DATA SUPPLIED:
━━━━━━━━━━━━━━━━
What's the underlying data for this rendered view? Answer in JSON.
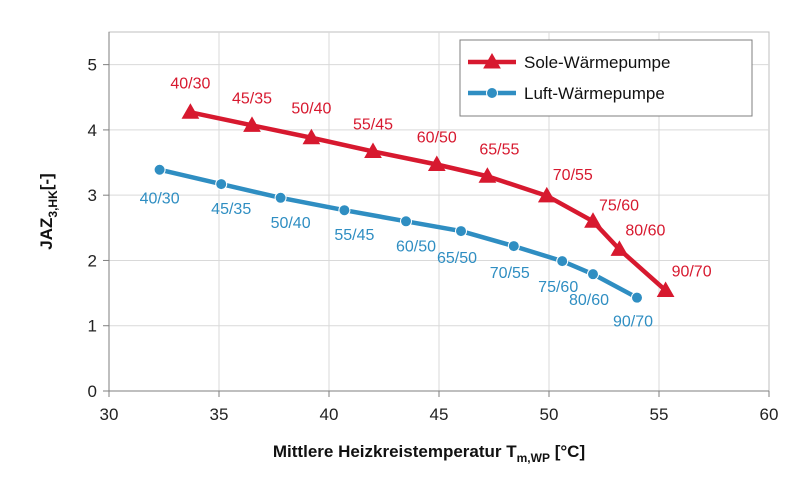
{
  "chart_data": {
    "type": "line",
    "title": "",
    "xlabel": {
      "main": "Mittlere Heizkreistemperatur T",
      "sub": "m,WP",
      "suffix": " [°C]"
    },
    "ylabel": {
      "main": "JAZ",
      "sub": "3,HK",
      "suffix": "[-]"
    },
    "xlim": [
      30,
      60
    ],
    "ylim": [
      0,
      5.5
    ],
    "xticks": [
      30,
      35,
      40,
      45,
      50,
      55,
      60
    ],
    "yticks": [
      0,
      1,
      2,
      3,
      4,
      5
    ],
    "grid": true,
    "legend_position": "top-right",
    "series": [
      {
        "name": "Sole-Wärmepumpe",
        "color": "#d7192f",
        "marker": "triangle",
        "x": [
          33.7,
          36.5,
          39.2,
          42.0,
          44.9,
          47.2,
          49.9,
          52.0,
          53.2,
          55.3
        ],
        "y": [
          4.27,
          4.07,
          3.88,
          3.67,
          3.47,
          3.29,
          2.99,
          2.6,
          2.17,
          1.54
        ],
        "labels": [
          "40/30",
          "45/35",
          "50/40",
          "55/45",
          "60/50",
          "65/55",
          "70/55",
          "75/60",
          "80/60",
          "90/70"
        ]
      },
      {
        "name": "Luft-Wärmepumpe",
        "color": "#2f8ec2",
        "marker": "circle",
        "x": [
          32.3,
          35.1,
          37.8,
          40.7,
          43.5,
          46.0,
          48.4,
          50.6,
          52.0,
          54.0
        ],
        "y": [
          3.39,
          3.17,
          2.96,
          2.77,
          2.6,
          2.45,
          2.22,
          1.99,
          1.79,
          1.43
        ],
        "labels": [
          "40/30",
          "45/35",
          "50/40",
          "55/45",
          "60/50",
          "65/50",
          "70/55",
          "75/60",
          "80/60",
          "90/70"
        ]
      }
    ]
  }
}
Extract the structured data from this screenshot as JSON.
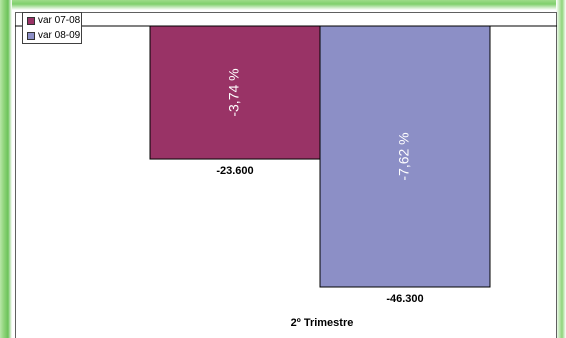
{
  "chart_data": {
    "type": "bar",
    "categories": [
      "2º Trimestre"
    ],
    "xlabel": "2º Trimestre",
    "ylim": [
      -50000,
      0
    ],
    "legend_position": "top-left",
    "grid": false,
    "series": [
      {
        "name": "var 07-08",
        "values": [
          -23600
        ],
        "value_label": "-23.600",
        "bar_label": "-3,74 %",
        "color": "#993366"
      },
      {
        "name": "var 08-09",
        "values": [
          -46300
        ],
        "value_label": "-46.300",
        "bar_label": "-7,62 %",
        "color": "#8c8fc6"
      }
    ]
  }
}
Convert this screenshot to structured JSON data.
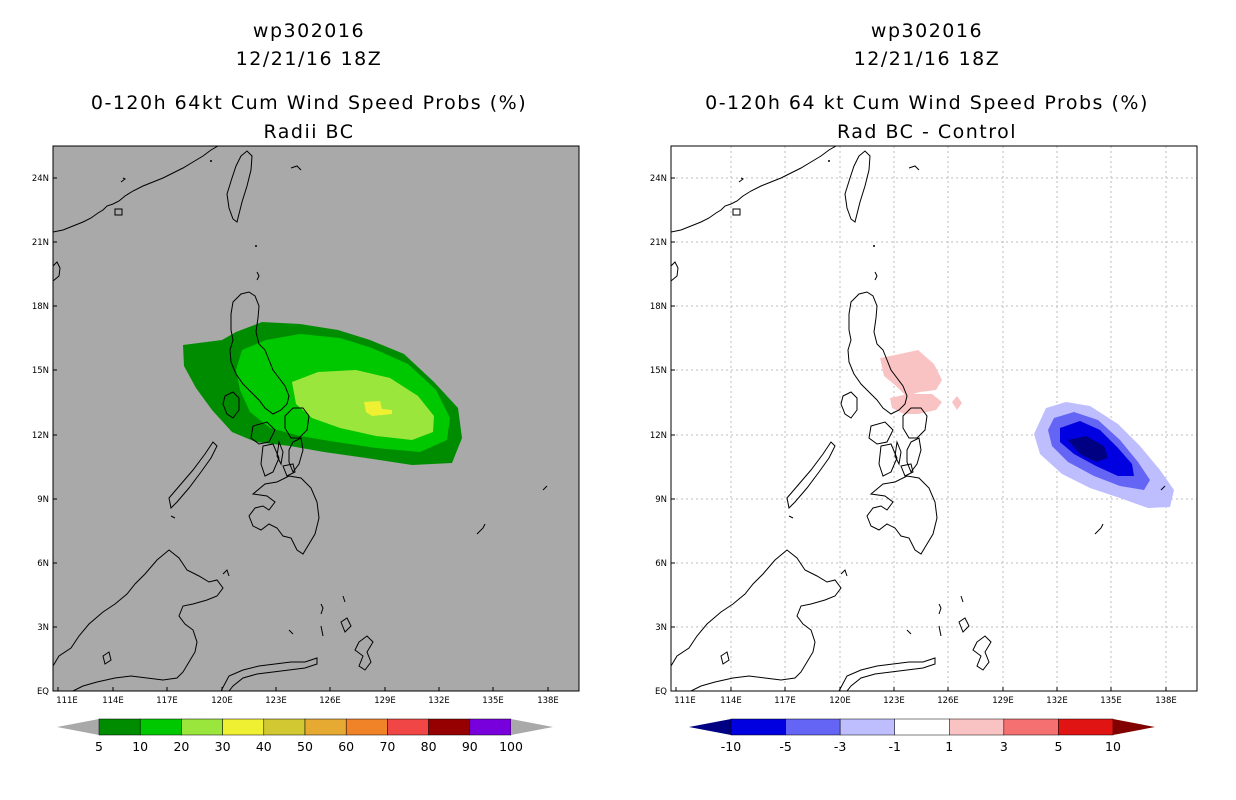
{
  "left_panel": {
    "title_line1": "wp302016",
    "title_line2": "12/21/16 18Z",
    "title_line3": "0-120h 64kt Cum Wind Speed Probs (%)",
    "title_line4": "Radii BC",
    "background_color": "#a9a9a9",
    "colorbar": {
      "labels": [
        "5",
        "10",
        "20",
        "30",
        "40",
        "50",
        "60",
        "70",
        "80",
        "90",
        "100"
      ],
      "colors": [
        "#008c00",
        "#00c800",
        "#9be63c",
        "#f0f032",
        "#d2c832",
        "#e6aa32",
        "#f08228",
        "#f04646",
        "#960000",
        "#7800dc"
      ],
      "end_color": "#a9a9a9"
    }
  },
  "right_panel": {
    "title_line1": "wp302016",
    "title_line2": "12/21/16 18Z",
    "title_line3": "0-120h 64 kt Cum Wind Speed Probs (%)",
    "title_line4": "Rad BC - Control",
    "colorbar": {
      "labels": [
        "-10",
        "-5",
        "-3",
        "-1",
        "1",
        "3",
        "5",
        "10"
      ],
      "colors": [
        "#0000e1",
        "#6464f5",
        "#bebeff",
        "#ffffff",
        "#fac3c3",
        "#f57070",
        "#e11414"
      ],
      "left_end_color": "#000082",
      "right_end_color": "#820000"
    }
  },
  "axes": {
    "lat_labels": [
      "24N",
      "21N",
      "18N",
      "15N",
      "12N",
      "9N",
      "6N",
      "3N",
      "EQ"
    ],
    "lon_labels": [
      "111E",
      "114E",
      "117E",
      "120E",
      "123E",
      "126E",
      "129E",
      "132E",
      "135E",
      "138E"
    ]
  }
}
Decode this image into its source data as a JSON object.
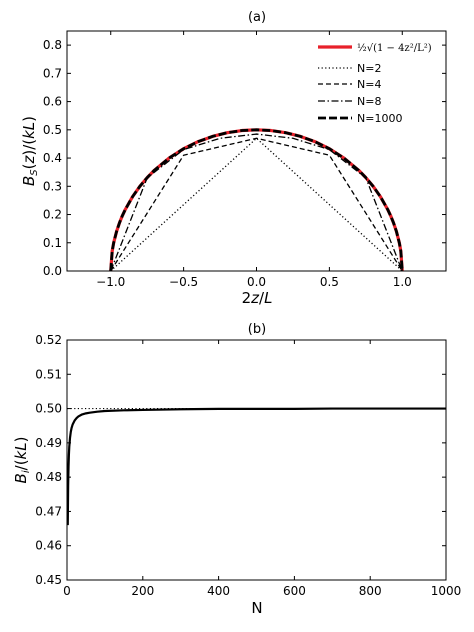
{
  "chart_data": [
    {
      "type": "line",
      "title": "(a)",
      "xlabel": "2z/L",
      "ylabel": "B_S(z)/(kL)",
      "xlim": [
        -1.3,
        1.3
      ],
      "ylim": [
        0,
        0.85
      ],
      "xticks": [
        -1.0,
        -0.5,
        0.0,
        0.5,
        1.0
      ],
      "xtick_labels": [
        "−1.0",
        "−0.5",
        "0.0",
        "0.5",
        "1.0"
      ],
      "yticks": [
        0.0,
        0.1,
        0.2,
        0.3,
        0.4,
        0.5,
        0.6,
        0.7,
        0.8
      ],
      "ytick_labels": [
        "0.0",
        "0.1",
        "0.2",
        "0.3",
        "0.4",
        "0.5",
        "0.6",
        "0.7",
        "0.8"
      ],
      "legend_position": "top-right",
      "series": [
        {
          "name": "½√(1 − 4z²/L²)",
          "style": "solid",
          "color": "#e8202a",
          "x": [
            -1.0,
            -0.99,
            -0.98,
            -0.96,
            -0.94,
            -0.92,
            -0.9,
            -0.85,
            -0.8,
            -0.75,
            -0.7,
            -0.6,
            -0.5,
            -0.4,
            -0.3,
            -0.2,
            -0.1,
            0.0,
            0.1,
            0.2,
            0.3,
            0.4,
            0.5,
            0.6,
            0.7,
            0.75,
            0.8,
            0.85,
            0.9,
            0.92,
            0.94,
            0.96,
            0.98,
            0.99,
            1.0
          ],
          "y": [
            0.0,
            0.0705,
            0.0995,
            0.14,
            0.1706,
            0.196,
            0.2179,
            0.2634,
            0.3,
            0.3307,
            0.3571,
            0.4,
            0.433,
            0.4583,
            0.477,
            0.4899,
            0.4975,
            0.5,
            0.4975,
            0.4899,
            0.477,
            0.4583,
            0.433,
            0.4,
            0.3571,
            0.3307,
            0.3,
            0.2634,
            0.2179,
            0.196,
            0.1706,
            0.14,
            0.0995,
            0.0705,
            0.0
          ]
        },
        {
          "name": "N=2",
          "style": "dotted",
          "color": "#000000",
          "x": [
            -1.0,
            0.0,
            1.0
          ],
          "y": [
            0.0,
            0.47,
            0.0
          ]
        },
        {
          "name": "N=4",
          "style": "dashed",
          "color": "#000000",
          "x": [
            -1.0,
            -0.5,
            0.0,
            0.5,
            1.0
          ],
          "y": [
            0.0,
            0.41,
            0.47,
            0.41,
            0.0
          ]
        },
        {
          "name": "N=8",
          "style": "dashdot",
          "color": "#000000",
          "x": [
            -1.0,
            -0.75,
            -0.5,
            -0.25,
            0.0,
            0.25,
            0.5,
            0.75,
            1.0
          ],
          "y": [
            0.0,
            0.33,
            0.43,
            0.47,
            0.485,
            0.47,
            0.43,
            0.33,
            0.0
          ]
        },
        {
          "name": "N=1000",
          "style": "longdash",
          "color": "#000000",
          "x": [
            -1.0,
            -0.99,
            -0.98,
            -0.96,
            -0.94,
            -0.92,
            -0.9,
            -0.85,
            -0.8,
            -0.75,
            -0.7,
            -0.6,
            -0.5,
            -0.4,
            -0.3,
            -0.2,
            -0.1,
            0.0,
            0.1,
            0.2,
            0.3,
            0.4,
            0.5,
            0.6,
            0.7,
            0.75,
            0.8,
            0.85,
            0.9,
            0.92,
            0.94,
            0.96,
            0.98,
            0.99,
            1.0
          ],
          "y": [
            0.0,
            0.0705,
            0.0995,
            0.14,
            0.1706,
            0.196,
            0.2179,
            0.2634,
            0.3,
            0.3307,
            0.3571,
            0.4,
            0.433,
            0.4583,
            0.477,
            0.4899,
            0.4975,
            0.5,
            0.4975,
            0.4899,
            0.477,
            0.4583,
            0.433,
            0.4,
            0.3571,
            0.3307,
            0.3,
            0.2634,
            0.2179,
            0.196,
            0.1706,
            0.14,
            0.0995,
            0.0705,
            0.0
          ]
        }
      ]
    },
    {
      "type": "line",
      "title": "(b)",
      "xlabel": "N",
      "ylabel": "B_i/(kL)",
      "xlim": [
        0,
        1000
      ],
      "ylim": [
        0.45,
        0.52
      ],
      "xticks": [
        0,
        200,
        400,
        600,
        800,
        1000
      ],
      "xtick_labels": [
        "0",
        "200",
        "400",
        "600",
        "800",
        "1000"
      ],
      "yticks": [
        0.45,
        0.46,
        0.47,
        0.48,
        0.49,
        0.5,
        0.51,
        0.52
      ],
      "ytick_labels": [
        "0.45",
        "0.46",
        "0.47",
        "0.48",
        "0.49",
        "0.50",
        "0.51",
        "0.52"
      ],
      "reference_line": {
        "y": 0.5,
        "style": "dotted"
      },
      "series": [
        {
          "style": "solid",
          "color": "#000000",
          "x": [
            2,
            3,
            4,
            5,
            6,
            8,
            10,
            12,
            15,
            20,
            25,
            30,
            40,
            50,
            60,
            80,
            100,
            150,
            200,
            300,
            400,
            500,
            600,
            700,
            800,
            900,
            1000
          ],
          "y": [
            0.466,
            0.4775,
            0.483,
            0.4865,
            0.4888,
            0.4915,
            0.4932,
            0.4943,
            0.4954,
            0.4965,
            0.4972,
            0.4977,
            0.4983,
            0.4986,
            0.4988,
            0.4991,
            0.4993,
            0.4995,
            0.4996,
            0.4998,
            0.4999,
            0.4999,
            0.4999,
            0.5,
            0.5,
            0.5,
            0.5
          ]
        }
      ]
    }
  ]
}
━━━━━━━━━━━━━━━━
TASK BRIEF: From the records above, pick out and copy each line holding the word "JSON".

RESPONSE TO THIS TASK:
What's the underlying data for this rendered view? Answer in JSON.
Extract the structured data from this screenshot as JSON.
Convert this screenshot to structured JSON data.
Decode this image into its source data as a JSON object.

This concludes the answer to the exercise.